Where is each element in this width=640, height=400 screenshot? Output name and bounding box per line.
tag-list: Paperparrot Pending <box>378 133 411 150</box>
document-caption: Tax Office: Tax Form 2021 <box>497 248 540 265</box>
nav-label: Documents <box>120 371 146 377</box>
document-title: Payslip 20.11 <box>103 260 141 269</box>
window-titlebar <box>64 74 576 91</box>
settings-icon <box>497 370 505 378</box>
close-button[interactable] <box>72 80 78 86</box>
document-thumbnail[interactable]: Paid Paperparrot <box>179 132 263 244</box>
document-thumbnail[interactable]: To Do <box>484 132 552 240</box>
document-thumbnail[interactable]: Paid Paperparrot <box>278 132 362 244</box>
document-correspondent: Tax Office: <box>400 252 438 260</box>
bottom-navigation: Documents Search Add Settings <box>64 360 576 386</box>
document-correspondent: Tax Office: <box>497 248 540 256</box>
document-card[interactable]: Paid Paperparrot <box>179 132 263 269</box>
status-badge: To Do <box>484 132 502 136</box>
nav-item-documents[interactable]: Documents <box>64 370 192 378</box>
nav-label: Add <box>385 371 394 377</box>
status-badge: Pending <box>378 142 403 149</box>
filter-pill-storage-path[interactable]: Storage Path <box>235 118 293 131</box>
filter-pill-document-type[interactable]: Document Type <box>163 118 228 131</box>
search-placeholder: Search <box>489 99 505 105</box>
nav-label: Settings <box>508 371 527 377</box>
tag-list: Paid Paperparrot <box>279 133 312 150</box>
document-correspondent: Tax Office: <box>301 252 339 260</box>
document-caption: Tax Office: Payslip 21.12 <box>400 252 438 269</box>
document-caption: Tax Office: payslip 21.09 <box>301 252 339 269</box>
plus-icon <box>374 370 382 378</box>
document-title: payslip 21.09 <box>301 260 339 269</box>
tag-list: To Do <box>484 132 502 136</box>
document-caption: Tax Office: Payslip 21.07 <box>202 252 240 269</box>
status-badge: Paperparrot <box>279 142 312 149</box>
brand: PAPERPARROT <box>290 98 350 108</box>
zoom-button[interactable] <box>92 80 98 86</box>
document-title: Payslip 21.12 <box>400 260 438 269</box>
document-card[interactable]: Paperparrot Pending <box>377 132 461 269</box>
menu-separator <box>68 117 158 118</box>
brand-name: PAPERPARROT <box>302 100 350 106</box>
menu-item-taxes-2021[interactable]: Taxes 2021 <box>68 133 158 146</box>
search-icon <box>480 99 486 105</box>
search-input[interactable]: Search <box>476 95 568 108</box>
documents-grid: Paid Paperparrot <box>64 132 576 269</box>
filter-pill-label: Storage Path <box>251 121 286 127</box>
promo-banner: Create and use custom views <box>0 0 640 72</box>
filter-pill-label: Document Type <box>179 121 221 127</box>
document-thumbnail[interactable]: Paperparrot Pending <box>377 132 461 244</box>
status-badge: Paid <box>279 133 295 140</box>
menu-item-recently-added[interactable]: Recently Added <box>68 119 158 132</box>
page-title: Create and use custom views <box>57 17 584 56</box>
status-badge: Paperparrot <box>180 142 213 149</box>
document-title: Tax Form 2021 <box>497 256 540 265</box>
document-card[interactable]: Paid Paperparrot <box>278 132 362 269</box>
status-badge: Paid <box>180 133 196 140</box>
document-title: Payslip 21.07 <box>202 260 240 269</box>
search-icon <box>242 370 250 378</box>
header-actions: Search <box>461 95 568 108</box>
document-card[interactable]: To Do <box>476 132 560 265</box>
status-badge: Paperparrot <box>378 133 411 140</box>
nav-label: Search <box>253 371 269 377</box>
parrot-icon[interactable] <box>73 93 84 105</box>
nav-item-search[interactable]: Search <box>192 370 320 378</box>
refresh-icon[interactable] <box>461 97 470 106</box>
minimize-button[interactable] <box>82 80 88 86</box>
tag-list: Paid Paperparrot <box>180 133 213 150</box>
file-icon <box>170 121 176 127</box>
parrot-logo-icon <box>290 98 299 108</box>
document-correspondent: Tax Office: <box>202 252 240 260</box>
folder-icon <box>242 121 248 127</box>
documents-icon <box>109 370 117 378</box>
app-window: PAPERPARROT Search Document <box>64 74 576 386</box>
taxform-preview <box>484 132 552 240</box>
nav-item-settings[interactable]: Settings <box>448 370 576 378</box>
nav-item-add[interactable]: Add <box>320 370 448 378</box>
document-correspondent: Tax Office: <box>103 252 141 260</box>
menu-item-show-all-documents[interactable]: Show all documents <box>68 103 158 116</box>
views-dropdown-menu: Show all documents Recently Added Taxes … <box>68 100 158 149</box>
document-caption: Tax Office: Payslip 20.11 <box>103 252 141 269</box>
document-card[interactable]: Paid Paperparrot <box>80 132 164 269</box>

********

Copy out all of the records above word for word, without changing, adding, or omitting anything.

▶ **COMPLETE ANSWER**
Where is each element in this width=640, height=400 screenshot? Output name and bounding box per line.
tag-list: Paperparrot Pending <box>378 133 411 150</box>
document-caption: Tax Office: Tax Form 2021 <box>497 248 540 265</box>
nav-label: Documents <box>120 371 146 377</box>
document-title: Payslip 20.11 <box>103 260 141 269</box>
window-titlebar <box>64 74 576 91</box>
settings-icon <box>497 370 505 378</box>
close-button[interactable] <box>72 80 78 86</box>
document-thumbnail[interactable]: Paid Paperparrot <box>179 132 263 244</box>
document-thumbnail[interactable]: To Do <box>484 132 552 240</box>
document-thumbnail[interactable]: Paid Paperparrot <box>278 132 362 244</box>
document-correspondent: Tax Office: <box>400 252 438 260</box>
bottom-navigation: Documents Search Add Settings <box>64 360 576 386</box>
document-correspondent: Tax Office: <box>497 248 540 256</box>
document-card[interactable]: Paid Paperparrot <box>179 132 263 269</box>
status-badge: To Do <box>484 132 502 136</box>
nav-item-documents[interactable]: Documents <box>64 370 192 378</box>
nav-label: Add <box>385 371 394 377</box>
status-badge: Pending <box>378 142 403 149</box>
filter-pill-storage-path[interactable]: Storage Path <box>235 118 293 131</box>
filter-pill-document-type[interactable]: Document Type <box>163 118 228 131</box>
search-placeholder: Search <box>489 99 505 105</box>
nav-label: Settings <box>508 371 527 377</box>
tag-list: Paid Paperparrot <box>279 133 312 150</box>
document-correspondent: Tax Office: <box>301 252 339 260</box>
document-caption: Tax Office: Payslip 21.12 <box>400 252 438 269</box>
document-caption: Tax Office: payslip 21.09 <box>301 252 339 269</box>
plus-icon <box>374 370 382 378</box>
document-title: payslip 21.09 <box>301 260 339 269</box>
tag-list: To Do <box>484 132 502 136</box>
document-caption: Tax Office: Payslip 21.07 <box>202 252 240 269</box>
status-badge: Paperparrot <box>279 142 312 149</box>
brand: PAPERPARROT <box>290 98 350 108</box>
zoom-button[interactable] <box>92 80 98 86</box>
document-title: Payslip 21.12 <box>400 260 438 269</box>
document-card[interactable]: Paperparrot Pending <box>377 132 461 269</box>
menu-separator <box>68 117 158 118</box>
brand-name: PAPERPARROT <box>302 100 350 106</box>
menu-item-taxes-2021[interactable]: Taxes 2021 <box>68 133 158 146</box>
search-icon <box>480 99 486 105</box>
search-input[interactable]: Search <box>476 95 568 108</box>
documents-grid: Paid Paperparrot <box>64 132 576 269</box>
filter-pill-label: Storage Path <box>251 121 286 127</box>
promo-banner: Create and use custom views <box>0 0 640 72</box>
filter-pill-label: Document Type <box>179 121 221 127</box>
document-thumbnail[interactable]: Paperparrot Pending <box>377 132 461 244</box>
status-badge: Paid <box>279 133 295 140</box>
menu-item-recently-added[interactable]: Recently Added <box>68 119 158 132</box>
page-title: Create and use custom views <box>57 17 584 56</box>
status-badge: Paperparrot <box>180 142 213 149</box>
document-title: Tax Form 2021 <box>497 256 540 265</box>
document-card[interactable]: Paid Paperparrot <box>278 132 362 269</box>
status-badge: Paid <box>180 133 196 140</box>
document-title: Payslip 21.07 <box>202 260 240 269</box>
search-icon <box>242 370 250 378</box>
header-actions: Search <box>461 95 568 108</box>
document-card[interactable]: To Do <box>476 132 560 265</box>
status-badge: Paperparrot <box>378 133 411 140</box>
nav-label: Search <box>253 371 269 377</box>
parrot-icon[interactable] <box>73 93 84 105</box>
nav-item-search[interactable]: Search <box>192 370 320 378</box>
refresh-icon[interactable] <box>461 97 470 106</box>
minimize-button[interactable] <box>82 80 88 86</box>
tag-list: Paid Paperparrot <box>180 133 213 150</box>
file-icon <box>170 121 176 127</box>
parrot-logo-icon <box>290 98 299 108</box>
document-correspondent: Tax Office: <box>202 252 240 260</box>
folder-icon <box>242 121 248 127</box>
documents-icon <box>109 370 117 378</box>
app-window: PAPERPARROT Search Document <box>64 74 576 386</box>
taxform-preview <box>484 132 552 240</box>
nav-item-settings[interactable]: Settings <box>448 370 576 378</box>
nav-item-add[interactable]: Add <box>320 370 448 378</box>
document-correspondent: Tax Office: <box>103 252 141 260</box>
menu-item-show-all-documents[interactable]: Show all documents <box>68 103 158 116</box>
views-dropdown-menu: Show all documents Recently Added Taxes … <box>68 100 158 149</box>
document-caption: Tax Office: Payslip 20.11 <box>103 252 141 269</box>
document-card[interactable]: Paid Paperparrot <box>80 132 164 269</box>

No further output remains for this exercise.